What you are asked to do:
Starting at the line that contains "Decode this image" and stopping at the line that contains "Serialize everything readable", copy every line exactly, both ends included, without the pictures.

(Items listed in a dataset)
•••••

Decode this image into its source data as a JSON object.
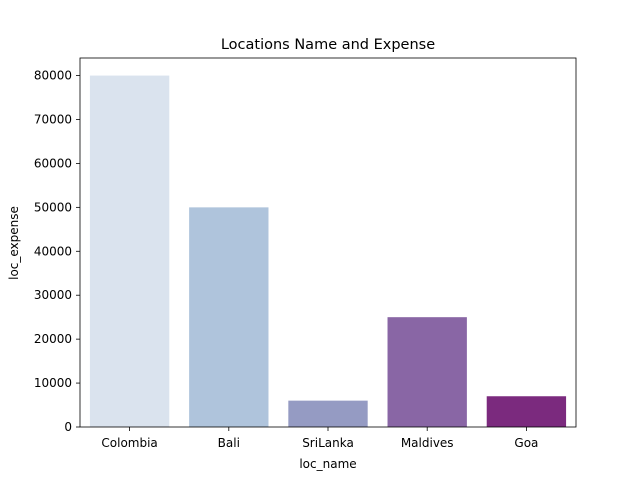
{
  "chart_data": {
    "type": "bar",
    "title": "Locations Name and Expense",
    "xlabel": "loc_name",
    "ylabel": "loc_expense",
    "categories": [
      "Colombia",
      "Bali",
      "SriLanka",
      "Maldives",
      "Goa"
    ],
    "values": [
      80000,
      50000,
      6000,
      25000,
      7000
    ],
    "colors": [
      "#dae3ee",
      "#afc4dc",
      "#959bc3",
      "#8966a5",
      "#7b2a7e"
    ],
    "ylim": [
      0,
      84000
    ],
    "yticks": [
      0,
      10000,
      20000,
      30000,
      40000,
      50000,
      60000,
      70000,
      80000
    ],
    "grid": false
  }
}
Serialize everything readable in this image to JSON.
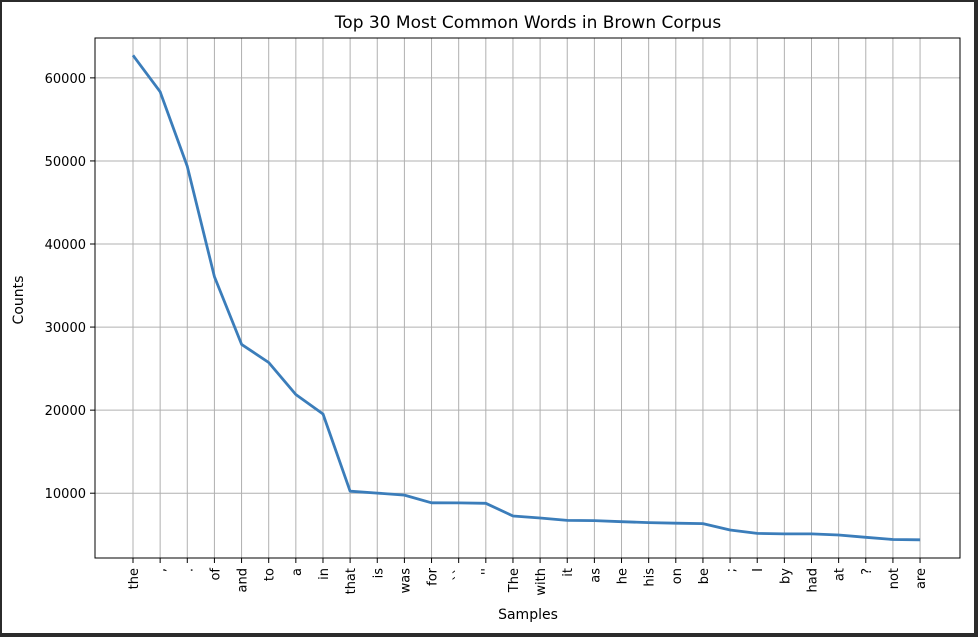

•••••

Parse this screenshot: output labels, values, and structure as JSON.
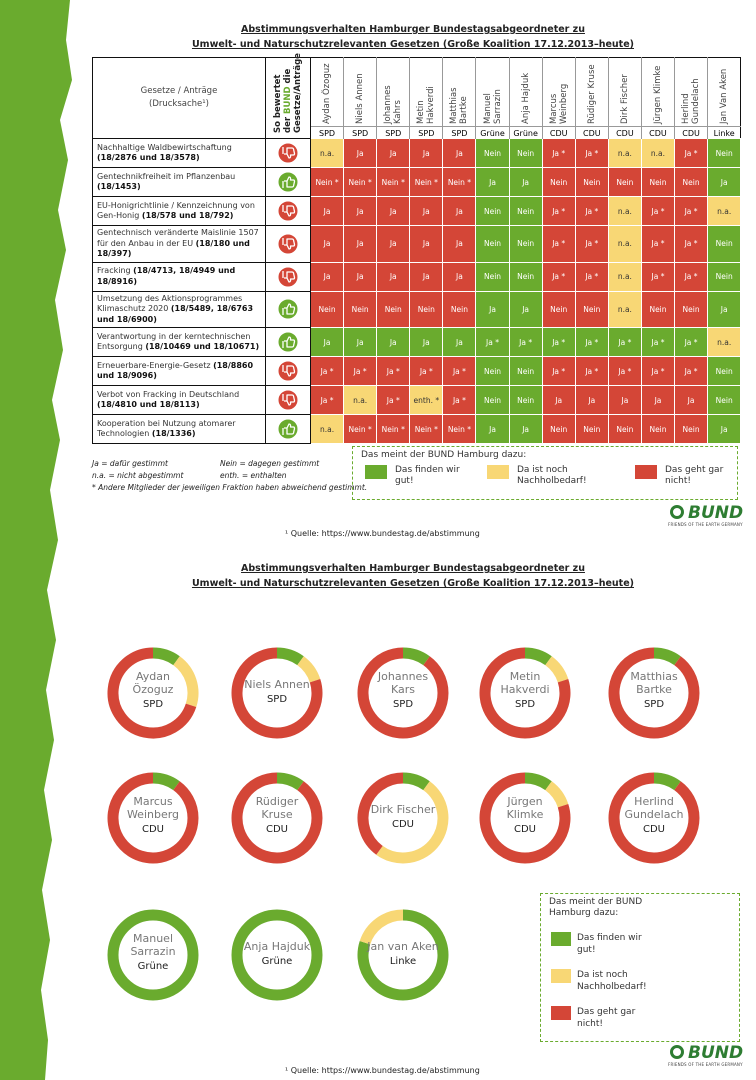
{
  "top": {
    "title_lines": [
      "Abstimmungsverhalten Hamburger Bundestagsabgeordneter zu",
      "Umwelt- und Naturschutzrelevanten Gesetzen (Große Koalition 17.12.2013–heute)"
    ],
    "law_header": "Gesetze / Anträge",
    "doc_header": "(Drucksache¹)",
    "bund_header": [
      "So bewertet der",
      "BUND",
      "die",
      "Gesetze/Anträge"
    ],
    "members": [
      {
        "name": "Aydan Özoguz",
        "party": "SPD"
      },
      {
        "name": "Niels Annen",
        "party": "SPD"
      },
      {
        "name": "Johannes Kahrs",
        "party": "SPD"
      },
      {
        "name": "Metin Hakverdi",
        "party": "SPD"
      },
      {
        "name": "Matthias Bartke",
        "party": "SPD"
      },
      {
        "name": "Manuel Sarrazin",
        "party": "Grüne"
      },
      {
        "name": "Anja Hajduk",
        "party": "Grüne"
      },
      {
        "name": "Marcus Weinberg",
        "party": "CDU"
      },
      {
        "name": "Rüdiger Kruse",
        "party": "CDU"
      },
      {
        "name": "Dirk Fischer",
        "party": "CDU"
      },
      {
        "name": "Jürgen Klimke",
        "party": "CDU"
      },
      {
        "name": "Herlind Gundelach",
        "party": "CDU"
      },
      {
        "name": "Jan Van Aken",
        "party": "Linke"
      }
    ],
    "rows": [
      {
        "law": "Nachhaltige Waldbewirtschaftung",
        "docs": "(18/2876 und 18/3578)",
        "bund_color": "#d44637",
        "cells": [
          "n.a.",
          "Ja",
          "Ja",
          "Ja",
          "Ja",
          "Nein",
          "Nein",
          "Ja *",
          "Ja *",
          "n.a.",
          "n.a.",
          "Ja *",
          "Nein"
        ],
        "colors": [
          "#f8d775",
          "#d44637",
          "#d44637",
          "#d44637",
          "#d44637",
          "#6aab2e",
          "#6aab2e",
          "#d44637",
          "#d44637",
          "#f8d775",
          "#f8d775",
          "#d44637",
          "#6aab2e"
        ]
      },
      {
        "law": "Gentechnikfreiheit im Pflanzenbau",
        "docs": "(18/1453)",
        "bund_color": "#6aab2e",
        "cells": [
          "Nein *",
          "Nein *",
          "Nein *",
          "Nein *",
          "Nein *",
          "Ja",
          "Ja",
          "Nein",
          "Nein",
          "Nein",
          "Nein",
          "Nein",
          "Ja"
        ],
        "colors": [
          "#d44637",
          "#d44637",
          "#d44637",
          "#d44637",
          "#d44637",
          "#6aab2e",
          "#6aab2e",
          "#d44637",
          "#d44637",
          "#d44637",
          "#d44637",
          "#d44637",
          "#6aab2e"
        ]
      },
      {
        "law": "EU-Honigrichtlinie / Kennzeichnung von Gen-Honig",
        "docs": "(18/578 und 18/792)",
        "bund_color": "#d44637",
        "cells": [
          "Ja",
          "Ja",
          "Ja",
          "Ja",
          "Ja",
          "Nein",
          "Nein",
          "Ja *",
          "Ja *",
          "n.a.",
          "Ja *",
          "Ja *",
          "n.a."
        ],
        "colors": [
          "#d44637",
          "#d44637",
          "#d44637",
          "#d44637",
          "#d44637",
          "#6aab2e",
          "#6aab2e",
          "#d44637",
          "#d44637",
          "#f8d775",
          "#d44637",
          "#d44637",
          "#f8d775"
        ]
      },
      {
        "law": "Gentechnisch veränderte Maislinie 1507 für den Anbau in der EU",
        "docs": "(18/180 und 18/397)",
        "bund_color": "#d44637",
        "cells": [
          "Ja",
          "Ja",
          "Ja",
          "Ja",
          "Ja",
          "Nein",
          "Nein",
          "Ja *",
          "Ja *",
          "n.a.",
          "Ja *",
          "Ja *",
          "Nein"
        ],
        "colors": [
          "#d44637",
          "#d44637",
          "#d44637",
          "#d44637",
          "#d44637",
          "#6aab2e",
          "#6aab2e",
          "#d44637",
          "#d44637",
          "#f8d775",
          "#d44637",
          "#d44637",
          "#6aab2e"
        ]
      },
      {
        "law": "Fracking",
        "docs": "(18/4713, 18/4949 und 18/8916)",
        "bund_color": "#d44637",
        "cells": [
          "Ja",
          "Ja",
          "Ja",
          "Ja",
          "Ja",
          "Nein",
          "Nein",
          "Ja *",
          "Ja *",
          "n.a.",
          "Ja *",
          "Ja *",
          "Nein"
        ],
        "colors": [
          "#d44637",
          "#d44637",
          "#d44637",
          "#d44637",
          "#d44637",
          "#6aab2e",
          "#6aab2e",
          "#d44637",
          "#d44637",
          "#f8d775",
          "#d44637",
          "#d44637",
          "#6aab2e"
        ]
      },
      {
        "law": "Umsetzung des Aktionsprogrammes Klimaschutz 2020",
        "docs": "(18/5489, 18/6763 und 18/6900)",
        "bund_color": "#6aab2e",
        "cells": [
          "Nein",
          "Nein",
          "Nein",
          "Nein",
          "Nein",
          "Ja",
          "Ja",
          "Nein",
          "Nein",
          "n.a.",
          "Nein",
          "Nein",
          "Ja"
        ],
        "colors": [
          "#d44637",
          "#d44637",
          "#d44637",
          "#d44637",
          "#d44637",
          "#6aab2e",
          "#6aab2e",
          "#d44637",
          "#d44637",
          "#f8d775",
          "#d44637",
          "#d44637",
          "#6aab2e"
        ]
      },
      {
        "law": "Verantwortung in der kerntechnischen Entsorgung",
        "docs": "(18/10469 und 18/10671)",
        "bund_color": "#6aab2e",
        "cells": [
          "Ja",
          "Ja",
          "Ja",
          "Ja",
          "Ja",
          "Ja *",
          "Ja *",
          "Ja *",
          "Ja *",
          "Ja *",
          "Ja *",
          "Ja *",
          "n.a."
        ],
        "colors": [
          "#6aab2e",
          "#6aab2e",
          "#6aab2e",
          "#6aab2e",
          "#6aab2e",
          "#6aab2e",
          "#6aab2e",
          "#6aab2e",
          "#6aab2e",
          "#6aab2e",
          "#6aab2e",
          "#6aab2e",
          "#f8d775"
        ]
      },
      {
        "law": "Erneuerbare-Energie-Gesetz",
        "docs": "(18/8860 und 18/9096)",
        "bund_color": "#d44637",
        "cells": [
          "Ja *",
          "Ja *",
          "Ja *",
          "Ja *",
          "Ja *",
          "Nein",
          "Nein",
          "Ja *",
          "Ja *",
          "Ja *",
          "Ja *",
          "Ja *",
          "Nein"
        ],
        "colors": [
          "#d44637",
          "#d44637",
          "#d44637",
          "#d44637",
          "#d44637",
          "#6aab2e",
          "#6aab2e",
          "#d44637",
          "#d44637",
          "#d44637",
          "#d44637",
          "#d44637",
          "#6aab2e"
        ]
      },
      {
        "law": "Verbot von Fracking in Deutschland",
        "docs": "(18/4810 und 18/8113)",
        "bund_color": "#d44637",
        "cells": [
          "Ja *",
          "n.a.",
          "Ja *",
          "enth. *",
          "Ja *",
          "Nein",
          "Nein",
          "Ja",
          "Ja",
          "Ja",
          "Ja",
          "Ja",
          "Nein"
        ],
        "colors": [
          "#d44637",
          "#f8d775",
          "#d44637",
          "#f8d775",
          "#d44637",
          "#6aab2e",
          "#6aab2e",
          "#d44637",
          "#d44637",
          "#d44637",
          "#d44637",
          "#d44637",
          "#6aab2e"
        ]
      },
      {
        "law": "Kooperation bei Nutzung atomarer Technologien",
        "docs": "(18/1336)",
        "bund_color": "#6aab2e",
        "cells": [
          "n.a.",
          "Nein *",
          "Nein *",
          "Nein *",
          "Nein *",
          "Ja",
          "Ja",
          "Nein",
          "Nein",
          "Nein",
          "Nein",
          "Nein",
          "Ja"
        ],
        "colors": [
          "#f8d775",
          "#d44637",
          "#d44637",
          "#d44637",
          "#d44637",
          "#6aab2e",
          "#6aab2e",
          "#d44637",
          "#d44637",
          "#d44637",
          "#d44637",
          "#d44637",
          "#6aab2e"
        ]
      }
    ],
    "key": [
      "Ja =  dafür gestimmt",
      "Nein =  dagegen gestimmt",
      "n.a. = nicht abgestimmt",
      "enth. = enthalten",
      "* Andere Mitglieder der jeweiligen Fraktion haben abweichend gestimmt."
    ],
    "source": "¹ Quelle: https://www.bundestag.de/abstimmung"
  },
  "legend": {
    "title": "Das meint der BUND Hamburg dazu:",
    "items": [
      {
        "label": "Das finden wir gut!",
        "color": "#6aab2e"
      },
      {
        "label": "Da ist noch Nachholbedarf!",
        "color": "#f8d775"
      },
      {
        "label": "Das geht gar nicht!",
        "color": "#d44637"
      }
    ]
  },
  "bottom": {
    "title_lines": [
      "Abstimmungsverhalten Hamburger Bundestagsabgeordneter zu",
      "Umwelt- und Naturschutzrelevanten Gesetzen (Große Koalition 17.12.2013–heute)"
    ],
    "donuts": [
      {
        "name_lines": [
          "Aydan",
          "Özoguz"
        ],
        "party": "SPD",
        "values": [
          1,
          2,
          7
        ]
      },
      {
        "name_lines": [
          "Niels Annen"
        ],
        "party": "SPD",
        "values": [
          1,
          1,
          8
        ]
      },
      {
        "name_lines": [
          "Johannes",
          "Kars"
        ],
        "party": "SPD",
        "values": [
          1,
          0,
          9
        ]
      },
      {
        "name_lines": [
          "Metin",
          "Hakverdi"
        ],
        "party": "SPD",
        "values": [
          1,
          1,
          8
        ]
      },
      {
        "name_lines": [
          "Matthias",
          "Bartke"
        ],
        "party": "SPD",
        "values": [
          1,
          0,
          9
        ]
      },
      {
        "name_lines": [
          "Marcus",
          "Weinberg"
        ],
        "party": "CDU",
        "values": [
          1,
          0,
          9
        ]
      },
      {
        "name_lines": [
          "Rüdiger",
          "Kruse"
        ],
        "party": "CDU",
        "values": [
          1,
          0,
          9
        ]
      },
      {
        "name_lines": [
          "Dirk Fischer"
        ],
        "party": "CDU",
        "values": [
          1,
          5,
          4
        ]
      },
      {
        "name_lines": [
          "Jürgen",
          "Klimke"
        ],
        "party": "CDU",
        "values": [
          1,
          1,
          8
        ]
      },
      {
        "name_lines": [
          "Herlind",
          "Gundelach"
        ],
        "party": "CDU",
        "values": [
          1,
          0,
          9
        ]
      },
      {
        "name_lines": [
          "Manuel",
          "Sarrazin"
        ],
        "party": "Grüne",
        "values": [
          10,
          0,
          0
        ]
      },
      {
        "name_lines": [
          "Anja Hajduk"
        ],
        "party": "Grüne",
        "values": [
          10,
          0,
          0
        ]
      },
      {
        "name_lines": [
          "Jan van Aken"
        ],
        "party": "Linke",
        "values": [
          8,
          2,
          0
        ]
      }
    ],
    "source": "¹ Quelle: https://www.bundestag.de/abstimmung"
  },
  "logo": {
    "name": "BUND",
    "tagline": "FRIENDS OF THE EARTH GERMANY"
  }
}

•••••

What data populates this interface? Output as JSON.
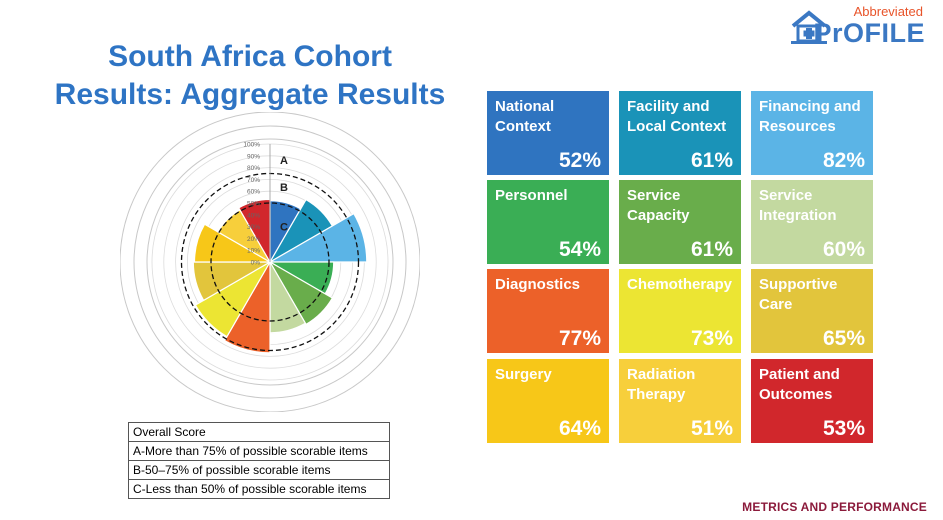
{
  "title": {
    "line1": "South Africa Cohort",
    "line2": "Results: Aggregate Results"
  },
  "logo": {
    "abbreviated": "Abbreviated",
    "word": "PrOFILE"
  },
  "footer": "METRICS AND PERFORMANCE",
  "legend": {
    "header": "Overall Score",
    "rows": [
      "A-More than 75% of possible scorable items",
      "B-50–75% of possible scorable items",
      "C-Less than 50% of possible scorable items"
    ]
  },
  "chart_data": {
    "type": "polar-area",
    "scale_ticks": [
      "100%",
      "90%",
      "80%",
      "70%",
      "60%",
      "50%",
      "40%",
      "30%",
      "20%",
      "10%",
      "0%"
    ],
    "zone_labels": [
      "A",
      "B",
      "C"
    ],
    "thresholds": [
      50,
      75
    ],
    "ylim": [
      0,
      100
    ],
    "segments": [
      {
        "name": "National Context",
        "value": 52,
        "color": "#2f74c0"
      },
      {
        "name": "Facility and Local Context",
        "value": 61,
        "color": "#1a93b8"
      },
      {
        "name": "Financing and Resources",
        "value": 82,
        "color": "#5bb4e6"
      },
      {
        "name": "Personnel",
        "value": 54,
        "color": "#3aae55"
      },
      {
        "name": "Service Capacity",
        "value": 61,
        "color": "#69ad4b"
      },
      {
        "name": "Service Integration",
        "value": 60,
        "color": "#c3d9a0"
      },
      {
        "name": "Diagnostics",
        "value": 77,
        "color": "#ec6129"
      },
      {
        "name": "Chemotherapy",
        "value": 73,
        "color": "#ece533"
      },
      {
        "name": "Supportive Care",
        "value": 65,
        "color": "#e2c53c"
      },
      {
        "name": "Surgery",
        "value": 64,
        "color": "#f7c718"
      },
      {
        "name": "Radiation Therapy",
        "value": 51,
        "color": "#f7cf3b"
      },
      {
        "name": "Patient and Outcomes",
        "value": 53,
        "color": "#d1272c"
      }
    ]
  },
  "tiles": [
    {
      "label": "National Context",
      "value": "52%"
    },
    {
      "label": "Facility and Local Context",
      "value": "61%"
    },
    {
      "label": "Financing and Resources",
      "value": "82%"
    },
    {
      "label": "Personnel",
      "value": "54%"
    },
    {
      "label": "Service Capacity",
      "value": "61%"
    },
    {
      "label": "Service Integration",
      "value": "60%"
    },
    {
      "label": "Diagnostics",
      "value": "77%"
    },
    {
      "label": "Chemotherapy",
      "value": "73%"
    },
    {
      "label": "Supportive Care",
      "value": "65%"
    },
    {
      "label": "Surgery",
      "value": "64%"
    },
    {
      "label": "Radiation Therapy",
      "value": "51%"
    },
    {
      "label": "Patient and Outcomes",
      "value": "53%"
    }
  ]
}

•••••

Exercise output:
Decode this image into its source data as a JSON object.
{
  "chart_data": {
    "type": "bar",
    "title": "Locations Name and Expense",
    "xlabel": "loc_name",
    "ylabel": "loc_expense",
    "categories": [
      "Colombia",
      "Bali",
      "SriLanka",
      "Maldives",
      "Goa"
    ],
    "values": [
      80000,
      50000,
      6000,
      25000,
      7000
    ],
    "colors": [
      "#dae3ee",
      "#afc4dc",
      "#959bc3",
      "#8966a5",
      "#7b2a7e"
    ],
    "ylim": [
      0,
      84000
    ],
    "yticks": [
      0,
      10000,
      20000,
      30000,
      40000,
      50000,
      60000,
      70000,
      80000
    ],
    "grid": false
  }
}
Serialize everything readable in this image to JSON.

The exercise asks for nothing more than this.